→ SHORT PROBLEM: Draw out every line with the word "that" from the listing below.

→ RECORDS FOR PROCESSING:
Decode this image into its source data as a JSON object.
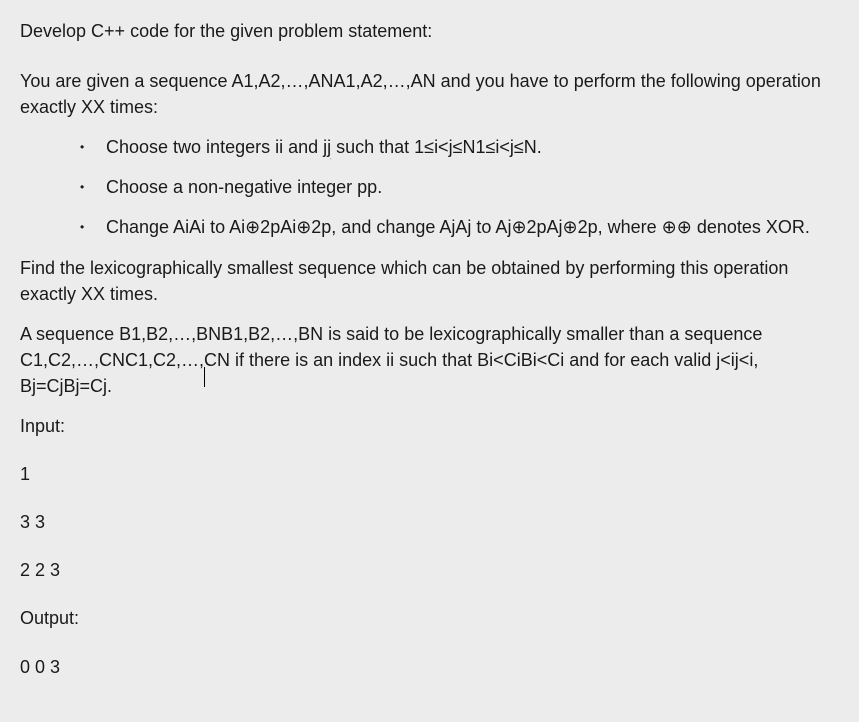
{
  "title": "Develop C++ code for the given problem statement:",
  "desc_prefix": "You are given a sequence A1,A2,…,ANA1,A2,…,AN and you have to perform the following operation exactly XX times:",
  "bullets": {
    "b1_a": "Choose two integers ii and ",
    "b1_jj": "jj",
    "b1_b": " such that 1≤i<j≤N1≤i<j≤N.",
    "b2": "Choose a non-negative integer pp.",
    "b3": "Change AiAi to Ai⊕2pAi⊕2p, and change AjAj to Aj⊕2pAj⊕2p, where ⊕⊕ denotes XOR."
  },
  "find": "Find the lexicographically smallest sequence which can be obtained by performing this operation exactly XX times.",
  "lex_a": "A sequence B1,B2,…,BNB1,B2,…,BN is said to be lexicographically smaller than a sequence C1,C2,…,CNC1,C2,…,",
  "lex_b": "CN if there is an index ii such that Bi<CiBi<Ci and for each valid j<ij<i, Bj=CjBj=Cj.",
  "input_label": "Input:",
  "input_lines": [
    "1",
    "3 3",
    "2 2 3"
  ],
  "output_label": "Output:",
  "output_lines": [
    "0 0 3"
  ]
}
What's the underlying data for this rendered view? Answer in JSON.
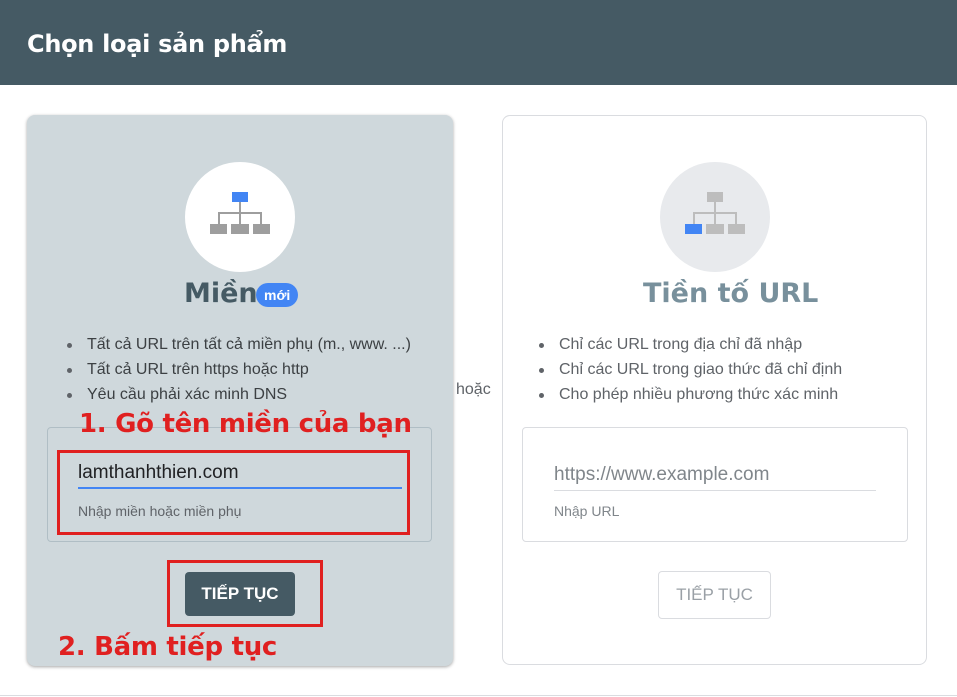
{
  "header": {
    "title": "Chọn loại sản phẩm"
  },
  "domain_card": {
    "icon": "sitemap-icon",
    "title": "Miền",
    "badge": "mới",
    "bullets": [
      "Tất cả URL trên tất cả miền phụ (m., www. ...)",
      "Tất cả URL trên https hoặc http",
      "Yêu cầu phải xác minh DNS"
    ],
    "input_value": "lamthanhthien.com",
    "input_hint": "Nhập miền hoặc miền phụ",
    "button_label": "TIẾP TỤC"
  },
  "separator": {
    "label": "hoặc"
  },
  "url_card": {
    "icon": "sitemap-icon",
    "title": "Tiền tố URL",
    "bullets": [
      "Chỉ các URL trong địa chỉ đã nhập",
      "Chỉ các URL trong giao thức đã chỉ định",
      "Cho phép nhiều phương thức xác minh"
    ],
    "input_placeholder": "https://www.example.com",
    "input_hint": "Nhập URL",
    "button_label": "TIẾP TỤC"
  },
  "annotations": {
    "step1": "1. Gõ tên miền của bạn",
    "step2": "2. Bấm tiếp tục",
    "color": "#e02020"
  },
  "colors": {
    "header_bg": "#455a64",
    "selected_card_bg": "#cfd8dc",
    "accent": "#4285f4"
  }
}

→ SOLUTION FOR THIS TASK:
    "b1_b": " such that 1≤i<j≤N1≤i<j≤N.",
  "lex_b": "CN if there is an index ii such that Bi<CiBi<Ci and for each valid j<ij<i, Bj=CjBj=Cj.",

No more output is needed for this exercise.